### What to do
From the report on LandSource's expected bankruptcy filing, set down the passage running from "By filing for" up to and including "home building market.".

### Text for analysis
::::
Standard & Poor's reported on April 29 that LandSource Communities Development is expected to file for bankruptcy protection within the next two to three weeks.
The ratings agency was told of the impending filing by the group's lenders following a private call, said analysts Abby Latour and Kerry Kantin in their report.
"A depletion of cash will likely prompt the filing next month," Latour and Kantin wrote. "The company's cash pile has dwindled to roughly $25 million, from about $115 million in early February."
By filing for protection from creditors in bankruptcy court, the company could preserve its remaining cash and start arranging to sell assets, sources told S&P.
LandSource's spokesperson could not immediately be reached for comment.
Last week, LandSource, a California-based land development company owned by MW Housing Partners, Lennar Corp., and LNR Properties, received a notice of default on its loan agreements.
Just over a year ago, LandSource took out $1.3 billion in loans arranged by Barclays to buy 68% of the company from Lennar and LNR, which each retained 16% interest. The first lien on the company for $1 billion is in default.
The notice came after LandSource missed a deadline to re-margin the deal made necessary because the land had lost value in the plummeting home building market.
Despite the notice, discussions on how to restructure the total of $1.3 billion in debt so the company can make the payments in the current market continued, Tamara Taylor, a LandSource spokesperson, said at the time.
::::
Page segmentation data:
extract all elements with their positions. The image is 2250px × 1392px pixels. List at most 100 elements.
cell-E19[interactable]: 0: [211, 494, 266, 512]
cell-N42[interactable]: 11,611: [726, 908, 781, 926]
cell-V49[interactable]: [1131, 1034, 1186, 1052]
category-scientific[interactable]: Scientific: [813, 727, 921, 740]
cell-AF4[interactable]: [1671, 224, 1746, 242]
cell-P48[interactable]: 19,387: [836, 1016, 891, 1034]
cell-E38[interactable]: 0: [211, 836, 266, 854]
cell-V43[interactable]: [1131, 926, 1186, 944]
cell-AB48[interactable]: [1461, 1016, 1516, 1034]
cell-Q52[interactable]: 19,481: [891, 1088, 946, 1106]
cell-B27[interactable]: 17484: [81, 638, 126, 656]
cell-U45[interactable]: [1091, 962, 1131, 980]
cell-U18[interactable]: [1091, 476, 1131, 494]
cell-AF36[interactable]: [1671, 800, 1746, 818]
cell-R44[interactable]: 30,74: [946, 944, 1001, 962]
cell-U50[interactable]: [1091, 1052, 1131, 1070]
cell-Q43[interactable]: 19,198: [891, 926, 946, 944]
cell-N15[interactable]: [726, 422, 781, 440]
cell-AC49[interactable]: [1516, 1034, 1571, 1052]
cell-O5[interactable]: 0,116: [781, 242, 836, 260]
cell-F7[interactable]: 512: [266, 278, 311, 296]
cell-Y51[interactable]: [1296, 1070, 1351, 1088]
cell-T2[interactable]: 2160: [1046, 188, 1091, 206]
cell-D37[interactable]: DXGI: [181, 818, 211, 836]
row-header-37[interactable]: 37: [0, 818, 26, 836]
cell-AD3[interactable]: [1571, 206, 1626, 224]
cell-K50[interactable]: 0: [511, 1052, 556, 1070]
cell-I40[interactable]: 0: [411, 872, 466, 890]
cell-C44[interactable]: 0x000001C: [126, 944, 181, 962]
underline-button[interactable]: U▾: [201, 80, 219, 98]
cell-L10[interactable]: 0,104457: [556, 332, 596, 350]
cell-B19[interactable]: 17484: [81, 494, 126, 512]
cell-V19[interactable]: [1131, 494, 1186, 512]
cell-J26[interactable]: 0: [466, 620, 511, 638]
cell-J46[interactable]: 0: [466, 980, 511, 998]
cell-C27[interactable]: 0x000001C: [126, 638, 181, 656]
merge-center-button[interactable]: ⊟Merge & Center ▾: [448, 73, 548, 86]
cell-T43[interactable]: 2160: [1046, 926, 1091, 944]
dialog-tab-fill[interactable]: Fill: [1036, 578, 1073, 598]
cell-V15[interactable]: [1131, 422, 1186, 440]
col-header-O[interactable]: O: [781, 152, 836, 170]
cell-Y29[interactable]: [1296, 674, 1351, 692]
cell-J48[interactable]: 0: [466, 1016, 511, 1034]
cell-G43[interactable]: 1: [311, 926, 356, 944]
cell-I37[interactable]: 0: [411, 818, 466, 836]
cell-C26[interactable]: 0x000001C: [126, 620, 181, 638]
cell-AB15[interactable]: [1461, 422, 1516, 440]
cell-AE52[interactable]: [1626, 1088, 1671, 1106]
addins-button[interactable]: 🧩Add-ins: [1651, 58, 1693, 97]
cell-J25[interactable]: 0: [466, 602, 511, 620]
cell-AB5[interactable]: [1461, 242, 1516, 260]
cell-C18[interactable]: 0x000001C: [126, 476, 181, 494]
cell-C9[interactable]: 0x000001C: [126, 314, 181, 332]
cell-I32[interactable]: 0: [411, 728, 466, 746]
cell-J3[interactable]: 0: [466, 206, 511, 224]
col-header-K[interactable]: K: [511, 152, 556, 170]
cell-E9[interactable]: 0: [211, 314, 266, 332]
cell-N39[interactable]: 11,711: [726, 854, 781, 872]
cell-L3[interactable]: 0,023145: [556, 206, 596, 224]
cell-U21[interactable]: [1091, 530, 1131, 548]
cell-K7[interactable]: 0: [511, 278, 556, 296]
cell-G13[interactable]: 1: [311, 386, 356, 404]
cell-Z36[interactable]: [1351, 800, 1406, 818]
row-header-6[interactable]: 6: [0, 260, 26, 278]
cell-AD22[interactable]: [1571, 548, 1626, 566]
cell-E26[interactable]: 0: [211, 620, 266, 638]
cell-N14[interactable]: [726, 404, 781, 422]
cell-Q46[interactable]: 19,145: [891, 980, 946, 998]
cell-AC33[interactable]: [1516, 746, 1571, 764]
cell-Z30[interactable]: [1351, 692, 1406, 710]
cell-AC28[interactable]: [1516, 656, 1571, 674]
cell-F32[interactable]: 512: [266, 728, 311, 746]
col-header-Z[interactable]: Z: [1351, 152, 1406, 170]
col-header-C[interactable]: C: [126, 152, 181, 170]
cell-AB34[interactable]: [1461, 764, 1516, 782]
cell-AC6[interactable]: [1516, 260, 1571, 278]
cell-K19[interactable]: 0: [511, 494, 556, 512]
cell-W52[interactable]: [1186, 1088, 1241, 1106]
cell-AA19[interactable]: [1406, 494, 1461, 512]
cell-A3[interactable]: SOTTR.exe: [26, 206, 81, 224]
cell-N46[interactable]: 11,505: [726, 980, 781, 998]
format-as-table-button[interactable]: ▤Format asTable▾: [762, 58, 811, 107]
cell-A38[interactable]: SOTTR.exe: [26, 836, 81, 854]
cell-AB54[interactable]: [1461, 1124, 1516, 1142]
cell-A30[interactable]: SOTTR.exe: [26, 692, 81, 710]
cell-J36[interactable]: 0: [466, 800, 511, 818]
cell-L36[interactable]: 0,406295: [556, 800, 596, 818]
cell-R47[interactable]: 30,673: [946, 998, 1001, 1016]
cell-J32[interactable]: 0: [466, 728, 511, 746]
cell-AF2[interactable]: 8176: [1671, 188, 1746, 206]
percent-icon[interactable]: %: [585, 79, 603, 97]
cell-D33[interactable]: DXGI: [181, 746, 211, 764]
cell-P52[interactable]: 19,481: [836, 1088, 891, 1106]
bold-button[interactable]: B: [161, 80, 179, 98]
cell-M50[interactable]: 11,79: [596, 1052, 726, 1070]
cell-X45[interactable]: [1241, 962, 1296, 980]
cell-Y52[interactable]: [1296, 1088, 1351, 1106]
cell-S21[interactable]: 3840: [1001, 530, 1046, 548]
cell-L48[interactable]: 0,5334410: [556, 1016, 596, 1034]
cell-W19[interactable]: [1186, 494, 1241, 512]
::::
### Task output
By filing for protection from creditors in bankruptcy court, the company could preserve its remaining cash and start arranging to sell assets, sources told S&P.
LandSource's spokesperson could not immediately be reached for comment.
Last week, LandSource, a California-based land development company owned by MW Housing Partners, Lennar Corp., and LNR Properties, received a notice of default on its loan agreements.
Just over a year ago, LandSource took out $1.3 billion in loans arranged by Barclays to buy 68% of the company from Lennar and LNR, which each retained 16% interest. The first lien on the company for $1 billion is in default.
The notice came after LandSource missed a deadline to re-margin the deal made necessary because the land had lost value in the plummeting home building market.